— start —

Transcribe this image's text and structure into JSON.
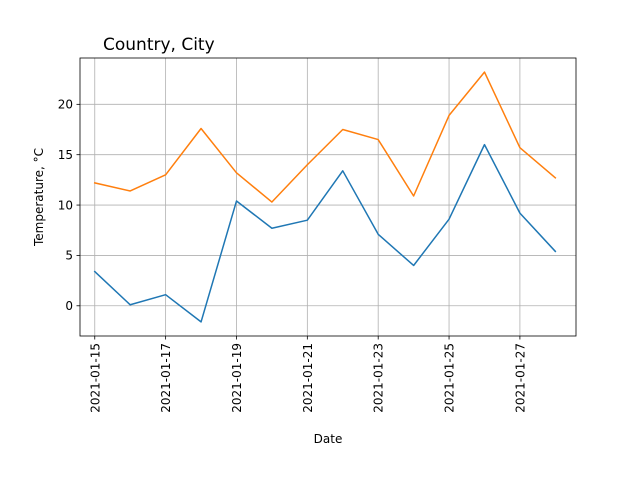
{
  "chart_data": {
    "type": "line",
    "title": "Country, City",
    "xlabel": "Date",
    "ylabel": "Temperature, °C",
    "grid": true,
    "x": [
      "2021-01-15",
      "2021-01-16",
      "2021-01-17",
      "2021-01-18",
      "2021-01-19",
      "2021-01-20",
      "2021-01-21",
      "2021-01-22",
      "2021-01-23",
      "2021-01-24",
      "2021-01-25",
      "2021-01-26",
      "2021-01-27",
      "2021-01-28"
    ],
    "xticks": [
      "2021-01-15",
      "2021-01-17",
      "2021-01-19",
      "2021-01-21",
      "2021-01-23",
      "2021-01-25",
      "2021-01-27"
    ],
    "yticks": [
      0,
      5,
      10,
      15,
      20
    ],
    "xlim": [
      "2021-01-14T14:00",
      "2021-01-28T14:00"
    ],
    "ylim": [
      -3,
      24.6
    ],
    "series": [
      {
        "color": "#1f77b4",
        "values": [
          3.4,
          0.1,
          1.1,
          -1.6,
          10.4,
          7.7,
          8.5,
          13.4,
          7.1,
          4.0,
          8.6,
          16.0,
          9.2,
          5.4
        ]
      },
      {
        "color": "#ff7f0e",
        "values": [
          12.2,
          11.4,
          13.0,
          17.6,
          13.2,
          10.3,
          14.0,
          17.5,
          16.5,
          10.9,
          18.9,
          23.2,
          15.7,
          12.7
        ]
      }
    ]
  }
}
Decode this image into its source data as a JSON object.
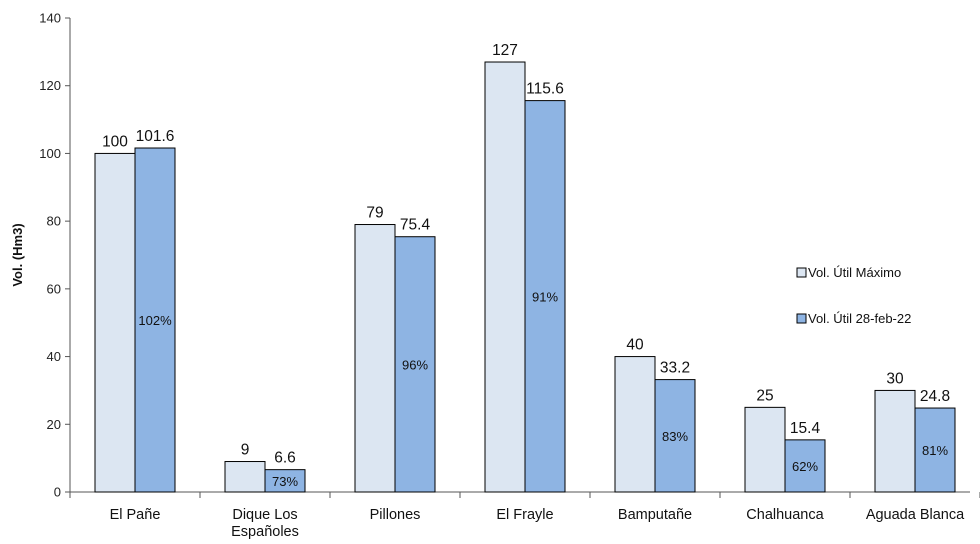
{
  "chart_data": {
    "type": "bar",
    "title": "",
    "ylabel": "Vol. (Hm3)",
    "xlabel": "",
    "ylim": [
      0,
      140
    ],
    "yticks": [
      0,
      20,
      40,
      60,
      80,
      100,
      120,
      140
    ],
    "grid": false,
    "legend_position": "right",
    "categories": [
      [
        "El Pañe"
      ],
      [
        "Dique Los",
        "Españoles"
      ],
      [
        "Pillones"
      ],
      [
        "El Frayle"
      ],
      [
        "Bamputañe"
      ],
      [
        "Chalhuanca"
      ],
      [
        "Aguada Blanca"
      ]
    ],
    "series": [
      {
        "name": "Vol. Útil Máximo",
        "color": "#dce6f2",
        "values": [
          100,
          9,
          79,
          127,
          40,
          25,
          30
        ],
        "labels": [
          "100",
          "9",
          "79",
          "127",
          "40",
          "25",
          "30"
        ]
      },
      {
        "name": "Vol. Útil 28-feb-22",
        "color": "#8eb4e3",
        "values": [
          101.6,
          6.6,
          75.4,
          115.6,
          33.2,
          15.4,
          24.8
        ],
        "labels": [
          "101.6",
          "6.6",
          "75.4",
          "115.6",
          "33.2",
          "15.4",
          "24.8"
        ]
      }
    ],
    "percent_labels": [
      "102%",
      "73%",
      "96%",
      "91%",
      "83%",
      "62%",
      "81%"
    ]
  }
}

— end —

Transcribe every record above exactly, leaving out the pictures.

#### TASK RESULT:
Transcribe this image's text and structure into JSON.
{
  "chart_data": {
    "type": "line",
    "title": "Country, City",
    "xlabel": "Date",
    "ylabel": "Temperature, °C",
    "grid": true,
    "x": [
      "2021-01-15",
      "2021-01-16",
      "2021-01-17",
      "2021-01-18",
      "2021-01-19",
      "2021-01-20",
      "2021-01-21",
      "2021-01-22",
      "2021-01-23",
      "2021-01-24",
      "2021-01-25",
      "2021-01-26",
      "2021-01-27",
      "2021-01-28"
    ],
    "xticks": [
      "2021-01-15",
      "2021-01-17",
      "2021-01-19",
      "2021-01-21",
      "2021-01-23",
      "2021-01-25",
      "2021-01-27"
    ],
    "yticks": [
      0,
      5,
      10,
      15,
      20
    ],
    "xlim": [
      "2021-01-14T14:00",
      "2021-01-28T14:00"
    ],
    "ylim": [
      -3,
      24.6
    ],
    "series": [
      {
        "color": "#1f77b4",
        "values": [
          3.4,
          0.1,
          1.1,
          -1.6,
          10.4,
          7.7,
          8.5,
          13.4,
          7.1,
          4.0,
          8.6,
          16.0,
          9.2,
          5.4
        ]
      },
      {
        "color": "#ff7f0e",
        "values": [
          12.2,
          11.4,
          13.0,
          17.6,
          13.2,
          10.3,
          14.0,
          17.5,
          16.5,
          10.9,
          18.9,
          23.2,
          15.7,
          12.7
        ]
      }
    ]
  }
}
Decode this image into its source data as a JSON object.
{
  "chart_data": {
    "type": "bar",
    "title": "",
    "ylabel": "Vol. (Hm3)",
    "xlabel": "",
    "ylim": [
      0,
      140
    ],
    "yticks": [
      0,
      20,
      40,
      60,
      80,
      100,
      120,
      140
    ],
    "grid": false,
    "legend_position": "right",
    "categories": [
      [
        "El Pañe"
      ],
      [
        "Dique Los",
        "Españoles"
      ],
      [
        "Pillones"
      ],
      [
        "El Frayle"
      ],
      [
        "Bamputañe"
      ],
      [
        "Chalhuanca"
      ],
      [
        "Aguada Blanca"
      ]
    ],
    "series": [
      {
        "name": "Vol. Útil Máximo",
        "color": "#dce6f2",
        "values": [
          100,
          9,
          79,
          127,
          40,
          25,
          30
        ],
        "labels": [
          "100",
          "9",
          "79",
          "127",
          "40",
          "25",
          "30"
        ]
      },
      {
        "name": "Vol. Útil 28-feb-22",
        "color": "#8eb4e3",
        "values": [
          101.6,
          6.6,
          75.4,
          115.6,
          33.2,
          15.4,
          24.8
        ],
        "labels": [
          "101.6",
          "6.6",
          "75.4",
          "115.6",
          "33.2",
          "15.4",
          "24.8"
        ]
      }
    ],
    "percent_labels": [
      "102%",
      "73%",
      "96%",
      "91%",
      "83%",
      "62%",
      "81%"
    ]
  }
}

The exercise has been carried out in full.